Directive → Return all lines from the listing below in which the string "label" occurs.

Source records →
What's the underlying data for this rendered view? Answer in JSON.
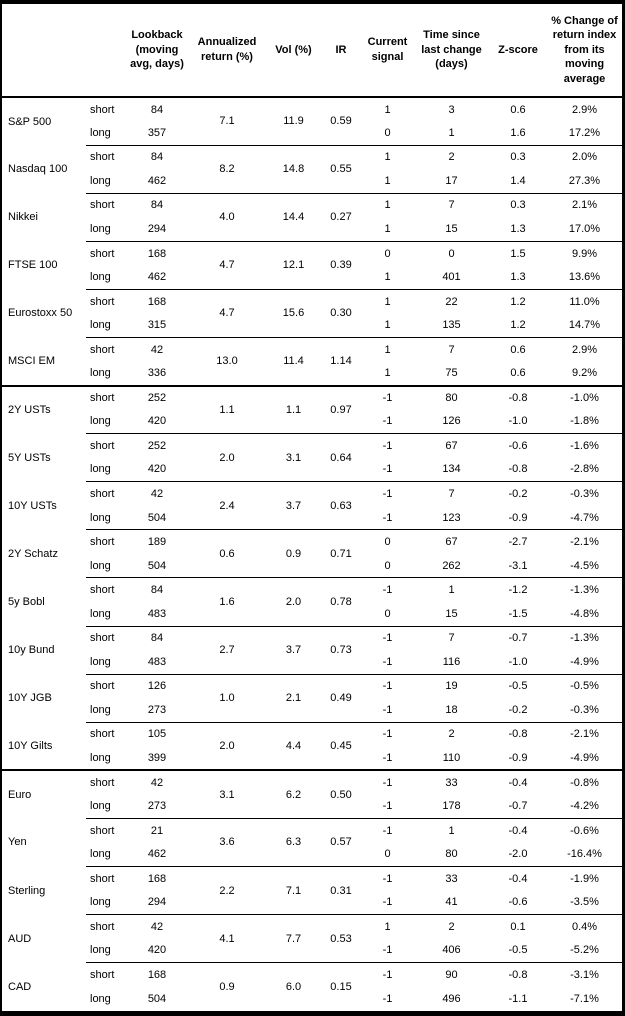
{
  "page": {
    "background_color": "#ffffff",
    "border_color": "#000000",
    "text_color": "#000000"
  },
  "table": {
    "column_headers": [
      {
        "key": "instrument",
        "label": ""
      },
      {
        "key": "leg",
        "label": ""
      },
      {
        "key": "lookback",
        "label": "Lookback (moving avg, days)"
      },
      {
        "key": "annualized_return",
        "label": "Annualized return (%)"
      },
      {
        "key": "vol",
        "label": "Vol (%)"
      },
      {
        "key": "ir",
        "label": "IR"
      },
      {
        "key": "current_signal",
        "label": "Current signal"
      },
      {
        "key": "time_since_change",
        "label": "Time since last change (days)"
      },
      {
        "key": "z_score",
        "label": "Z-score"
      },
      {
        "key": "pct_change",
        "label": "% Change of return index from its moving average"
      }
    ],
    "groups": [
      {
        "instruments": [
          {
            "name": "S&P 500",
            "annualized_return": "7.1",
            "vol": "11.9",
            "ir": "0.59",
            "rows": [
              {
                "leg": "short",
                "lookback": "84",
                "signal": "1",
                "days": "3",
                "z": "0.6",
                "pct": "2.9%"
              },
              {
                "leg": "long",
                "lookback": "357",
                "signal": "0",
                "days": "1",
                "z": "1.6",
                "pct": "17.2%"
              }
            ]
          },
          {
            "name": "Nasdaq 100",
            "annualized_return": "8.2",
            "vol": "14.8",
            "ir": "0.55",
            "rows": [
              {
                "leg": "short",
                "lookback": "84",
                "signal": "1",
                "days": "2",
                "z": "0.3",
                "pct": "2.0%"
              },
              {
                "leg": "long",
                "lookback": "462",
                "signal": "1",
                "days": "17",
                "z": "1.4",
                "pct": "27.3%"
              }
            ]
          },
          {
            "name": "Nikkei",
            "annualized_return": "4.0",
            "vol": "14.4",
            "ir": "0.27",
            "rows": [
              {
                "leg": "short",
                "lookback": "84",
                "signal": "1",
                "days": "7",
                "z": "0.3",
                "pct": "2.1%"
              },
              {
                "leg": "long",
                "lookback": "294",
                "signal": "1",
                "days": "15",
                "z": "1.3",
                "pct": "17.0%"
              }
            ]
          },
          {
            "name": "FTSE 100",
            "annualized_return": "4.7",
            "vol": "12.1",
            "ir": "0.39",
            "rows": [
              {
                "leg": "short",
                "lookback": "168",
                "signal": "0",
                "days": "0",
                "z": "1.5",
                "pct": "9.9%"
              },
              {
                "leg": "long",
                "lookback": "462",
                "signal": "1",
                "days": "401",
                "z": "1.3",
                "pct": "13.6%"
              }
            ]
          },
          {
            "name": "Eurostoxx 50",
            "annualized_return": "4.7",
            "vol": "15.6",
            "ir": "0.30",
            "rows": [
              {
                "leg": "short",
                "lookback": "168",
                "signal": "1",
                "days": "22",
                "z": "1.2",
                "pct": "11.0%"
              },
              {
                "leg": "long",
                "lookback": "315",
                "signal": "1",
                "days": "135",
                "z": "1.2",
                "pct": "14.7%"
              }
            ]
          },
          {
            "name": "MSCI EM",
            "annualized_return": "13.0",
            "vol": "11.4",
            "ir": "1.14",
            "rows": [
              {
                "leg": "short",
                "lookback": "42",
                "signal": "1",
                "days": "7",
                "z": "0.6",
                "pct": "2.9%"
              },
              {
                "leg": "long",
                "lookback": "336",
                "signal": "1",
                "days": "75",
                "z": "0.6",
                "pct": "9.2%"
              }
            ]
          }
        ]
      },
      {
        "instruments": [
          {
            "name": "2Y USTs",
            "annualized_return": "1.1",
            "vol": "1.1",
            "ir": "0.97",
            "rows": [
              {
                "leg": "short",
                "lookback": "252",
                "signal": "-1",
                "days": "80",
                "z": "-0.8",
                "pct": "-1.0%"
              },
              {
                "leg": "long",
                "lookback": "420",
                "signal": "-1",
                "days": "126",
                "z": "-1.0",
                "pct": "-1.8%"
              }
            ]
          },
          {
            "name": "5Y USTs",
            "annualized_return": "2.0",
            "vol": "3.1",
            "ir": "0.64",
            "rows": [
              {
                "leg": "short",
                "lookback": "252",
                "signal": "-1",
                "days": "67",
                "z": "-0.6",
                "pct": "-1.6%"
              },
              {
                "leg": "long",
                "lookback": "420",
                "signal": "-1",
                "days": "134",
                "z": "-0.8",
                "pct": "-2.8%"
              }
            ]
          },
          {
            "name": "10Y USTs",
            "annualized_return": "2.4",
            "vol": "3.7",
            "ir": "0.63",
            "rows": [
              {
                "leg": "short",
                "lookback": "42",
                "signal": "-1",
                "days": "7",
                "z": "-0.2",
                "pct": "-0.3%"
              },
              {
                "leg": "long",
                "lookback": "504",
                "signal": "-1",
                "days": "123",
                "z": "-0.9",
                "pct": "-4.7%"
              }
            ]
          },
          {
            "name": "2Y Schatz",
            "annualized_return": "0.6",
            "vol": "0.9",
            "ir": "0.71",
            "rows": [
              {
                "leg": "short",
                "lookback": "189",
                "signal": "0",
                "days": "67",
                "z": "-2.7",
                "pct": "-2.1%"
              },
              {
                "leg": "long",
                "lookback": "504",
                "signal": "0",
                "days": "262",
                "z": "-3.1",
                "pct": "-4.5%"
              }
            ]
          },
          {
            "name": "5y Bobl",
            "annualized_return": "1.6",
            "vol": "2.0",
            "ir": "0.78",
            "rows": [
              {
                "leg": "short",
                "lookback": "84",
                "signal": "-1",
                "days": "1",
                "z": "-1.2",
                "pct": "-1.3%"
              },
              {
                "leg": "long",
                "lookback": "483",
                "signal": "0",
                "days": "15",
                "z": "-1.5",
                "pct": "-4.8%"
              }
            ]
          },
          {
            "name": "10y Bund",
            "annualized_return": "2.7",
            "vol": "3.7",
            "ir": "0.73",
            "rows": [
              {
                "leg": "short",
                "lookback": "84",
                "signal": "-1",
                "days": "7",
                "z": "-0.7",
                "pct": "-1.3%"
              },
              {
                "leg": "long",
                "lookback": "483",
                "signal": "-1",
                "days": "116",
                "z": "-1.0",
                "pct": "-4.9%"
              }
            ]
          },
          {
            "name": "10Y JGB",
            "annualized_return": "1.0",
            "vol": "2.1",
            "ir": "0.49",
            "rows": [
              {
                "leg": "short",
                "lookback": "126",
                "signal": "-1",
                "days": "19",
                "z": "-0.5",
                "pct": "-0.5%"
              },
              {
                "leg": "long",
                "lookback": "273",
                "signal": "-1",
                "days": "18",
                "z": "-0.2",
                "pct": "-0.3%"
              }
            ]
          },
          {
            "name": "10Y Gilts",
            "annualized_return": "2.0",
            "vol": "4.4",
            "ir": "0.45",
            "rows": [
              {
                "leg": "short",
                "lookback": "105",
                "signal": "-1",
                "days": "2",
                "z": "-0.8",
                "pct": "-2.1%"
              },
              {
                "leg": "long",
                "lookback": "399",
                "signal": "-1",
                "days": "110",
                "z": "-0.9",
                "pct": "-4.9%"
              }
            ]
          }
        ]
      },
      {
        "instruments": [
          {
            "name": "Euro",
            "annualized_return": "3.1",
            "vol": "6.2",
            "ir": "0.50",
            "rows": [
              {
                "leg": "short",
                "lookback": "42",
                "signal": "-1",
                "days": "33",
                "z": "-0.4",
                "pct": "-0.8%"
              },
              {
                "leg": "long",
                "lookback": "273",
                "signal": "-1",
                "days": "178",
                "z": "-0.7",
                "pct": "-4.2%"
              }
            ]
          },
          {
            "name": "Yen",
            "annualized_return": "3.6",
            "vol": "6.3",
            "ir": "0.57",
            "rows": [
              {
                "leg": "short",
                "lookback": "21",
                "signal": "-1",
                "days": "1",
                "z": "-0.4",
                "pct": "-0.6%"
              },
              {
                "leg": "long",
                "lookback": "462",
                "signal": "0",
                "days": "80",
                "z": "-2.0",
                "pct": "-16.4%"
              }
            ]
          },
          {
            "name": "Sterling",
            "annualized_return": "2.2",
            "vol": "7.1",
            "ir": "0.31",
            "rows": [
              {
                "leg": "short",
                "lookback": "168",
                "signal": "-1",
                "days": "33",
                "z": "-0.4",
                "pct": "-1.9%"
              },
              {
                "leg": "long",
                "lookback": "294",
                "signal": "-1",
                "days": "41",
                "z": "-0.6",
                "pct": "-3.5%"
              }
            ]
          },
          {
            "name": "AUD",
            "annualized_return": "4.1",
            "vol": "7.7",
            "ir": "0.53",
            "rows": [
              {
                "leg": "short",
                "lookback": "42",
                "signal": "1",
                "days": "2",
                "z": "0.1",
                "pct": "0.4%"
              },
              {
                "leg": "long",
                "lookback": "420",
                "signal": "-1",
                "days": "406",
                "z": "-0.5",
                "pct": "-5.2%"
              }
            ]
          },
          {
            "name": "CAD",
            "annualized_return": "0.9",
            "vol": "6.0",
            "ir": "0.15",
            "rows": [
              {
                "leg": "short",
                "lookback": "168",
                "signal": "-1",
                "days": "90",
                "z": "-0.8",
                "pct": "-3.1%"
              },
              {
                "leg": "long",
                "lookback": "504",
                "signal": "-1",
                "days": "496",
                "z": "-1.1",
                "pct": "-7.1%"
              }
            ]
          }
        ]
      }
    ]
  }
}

Task output →
        "label": ""
        "label": ""
        "label": "Lookback (moving avg, days)"
        "label": "Annualized return (%)"
        "label": "Vol (%)"
        "label": "IR"
        "label": "Current signal"
        "label": "Time since last change (days)"
        "label": "Z-score"
        "label": "% Change of return index from its moving average"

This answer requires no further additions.